DIRECTION: Find each line containing the string "color". Copy it.

========================================================================

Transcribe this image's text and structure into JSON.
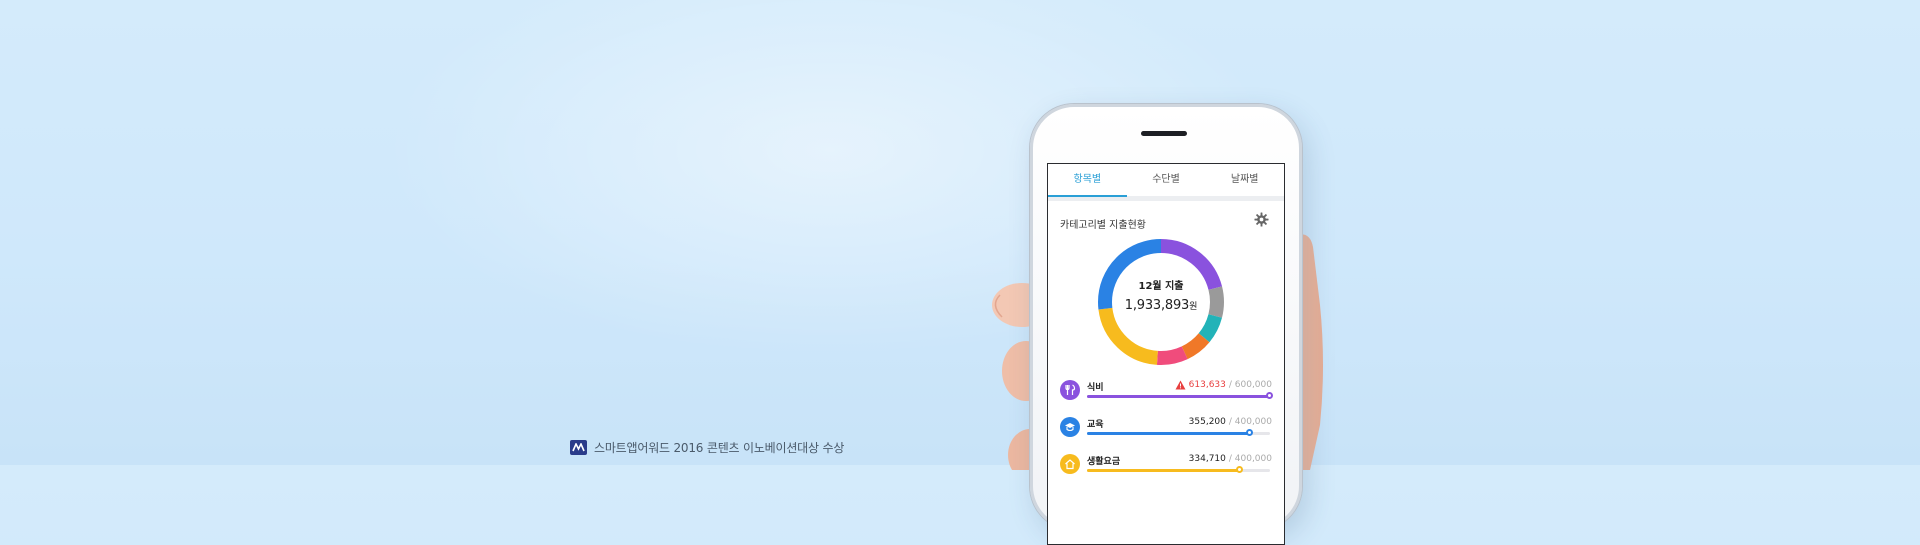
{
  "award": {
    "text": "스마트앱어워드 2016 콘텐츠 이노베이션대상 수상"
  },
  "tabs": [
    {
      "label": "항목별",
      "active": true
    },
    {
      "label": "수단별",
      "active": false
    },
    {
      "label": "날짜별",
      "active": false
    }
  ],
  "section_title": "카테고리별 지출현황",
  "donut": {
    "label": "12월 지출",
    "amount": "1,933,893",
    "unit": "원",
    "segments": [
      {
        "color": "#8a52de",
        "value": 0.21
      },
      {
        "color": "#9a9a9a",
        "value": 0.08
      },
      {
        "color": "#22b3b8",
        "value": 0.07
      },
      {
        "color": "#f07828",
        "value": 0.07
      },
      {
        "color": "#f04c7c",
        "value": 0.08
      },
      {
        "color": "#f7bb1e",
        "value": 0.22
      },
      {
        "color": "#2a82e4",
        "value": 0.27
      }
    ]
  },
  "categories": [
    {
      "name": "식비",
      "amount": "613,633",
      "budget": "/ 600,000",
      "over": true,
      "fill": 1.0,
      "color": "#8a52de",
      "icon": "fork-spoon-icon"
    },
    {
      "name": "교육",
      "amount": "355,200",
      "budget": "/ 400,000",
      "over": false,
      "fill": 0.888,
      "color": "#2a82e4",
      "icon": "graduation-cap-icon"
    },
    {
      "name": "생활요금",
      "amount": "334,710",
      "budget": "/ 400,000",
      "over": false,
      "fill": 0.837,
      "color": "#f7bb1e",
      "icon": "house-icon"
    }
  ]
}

========================================================================

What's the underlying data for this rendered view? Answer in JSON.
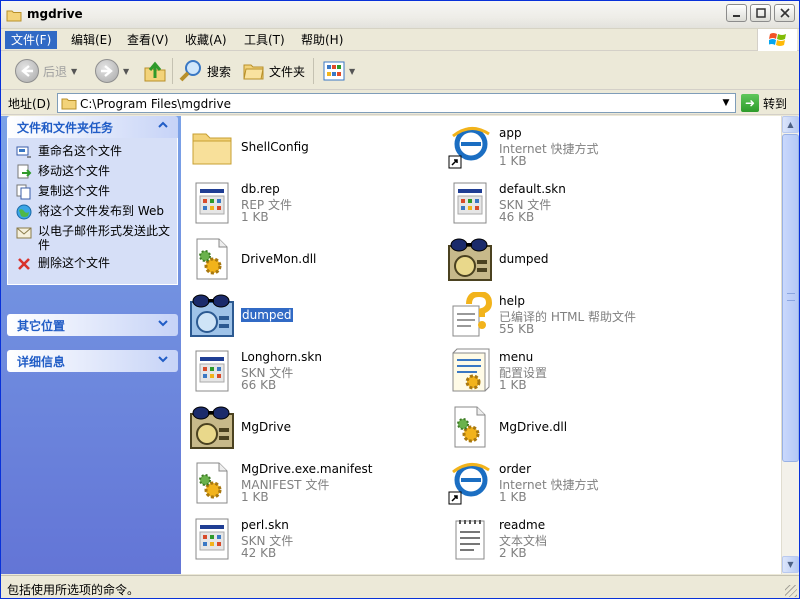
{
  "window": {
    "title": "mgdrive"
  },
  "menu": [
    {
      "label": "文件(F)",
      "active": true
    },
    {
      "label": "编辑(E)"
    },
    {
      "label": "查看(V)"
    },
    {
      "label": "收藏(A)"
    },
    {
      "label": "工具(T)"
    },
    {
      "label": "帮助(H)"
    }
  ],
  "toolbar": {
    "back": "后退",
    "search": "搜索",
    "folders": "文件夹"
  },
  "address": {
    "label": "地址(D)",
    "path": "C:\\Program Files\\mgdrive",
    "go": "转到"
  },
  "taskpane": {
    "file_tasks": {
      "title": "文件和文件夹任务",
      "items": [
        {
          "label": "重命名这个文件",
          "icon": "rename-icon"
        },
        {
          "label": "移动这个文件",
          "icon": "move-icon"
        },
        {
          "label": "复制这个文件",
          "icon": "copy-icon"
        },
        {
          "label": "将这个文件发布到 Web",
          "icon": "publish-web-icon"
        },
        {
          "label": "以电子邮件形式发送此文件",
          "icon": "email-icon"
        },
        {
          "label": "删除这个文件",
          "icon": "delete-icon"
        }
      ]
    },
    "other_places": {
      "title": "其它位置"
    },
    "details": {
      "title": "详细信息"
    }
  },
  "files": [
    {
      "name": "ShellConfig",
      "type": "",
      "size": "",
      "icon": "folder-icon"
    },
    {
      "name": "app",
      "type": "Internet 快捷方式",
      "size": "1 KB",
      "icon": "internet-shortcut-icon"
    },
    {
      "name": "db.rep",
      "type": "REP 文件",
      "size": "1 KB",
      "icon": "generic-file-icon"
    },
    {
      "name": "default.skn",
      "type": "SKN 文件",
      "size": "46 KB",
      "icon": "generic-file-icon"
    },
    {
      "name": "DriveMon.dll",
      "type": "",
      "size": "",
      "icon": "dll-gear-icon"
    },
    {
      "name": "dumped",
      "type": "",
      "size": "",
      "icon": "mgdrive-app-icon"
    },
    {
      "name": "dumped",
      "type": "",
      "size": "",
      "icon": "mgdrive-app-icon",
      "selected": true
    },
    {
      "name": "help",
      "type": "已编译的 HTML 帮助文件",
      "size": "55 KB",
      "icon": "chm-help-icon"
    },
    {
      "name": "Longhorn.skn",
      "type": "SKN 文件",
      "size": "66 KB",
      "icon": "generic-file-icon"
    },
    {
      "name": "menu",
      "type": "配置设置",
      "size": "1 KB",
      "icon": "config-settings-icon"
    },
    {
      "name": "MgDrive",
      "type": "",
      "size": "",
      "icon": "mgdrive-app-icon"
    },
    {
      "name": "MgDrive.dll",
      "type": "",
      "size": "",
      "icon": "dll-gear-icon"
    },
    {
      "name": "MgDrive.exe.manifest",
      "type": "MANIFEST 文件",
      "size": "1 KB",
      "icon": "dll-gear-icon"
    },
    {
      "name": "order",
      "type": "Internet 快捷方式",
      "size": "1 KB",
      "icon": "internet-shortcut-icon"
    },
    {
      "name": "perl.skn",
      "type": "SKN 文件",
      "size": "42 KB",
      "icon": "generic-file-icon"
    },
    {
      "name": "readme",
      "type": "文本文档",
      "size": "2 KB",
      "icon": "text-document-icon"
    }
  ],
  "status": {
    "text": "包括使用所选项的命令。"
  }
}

========================================================================

PROBLEM SOLUTION:
        "color": "#8a52de",
        "color": "#9a9a9a",
        "color": "#22b3b8",
        "color": "#f07828",
        "color": "#f04c7c",
        "color": "#f7bb1e",
        "color": "#2a82e4",
      "color": "#8a52de",
      "color": "#2a82e4",
      "color": "#f7bb1e",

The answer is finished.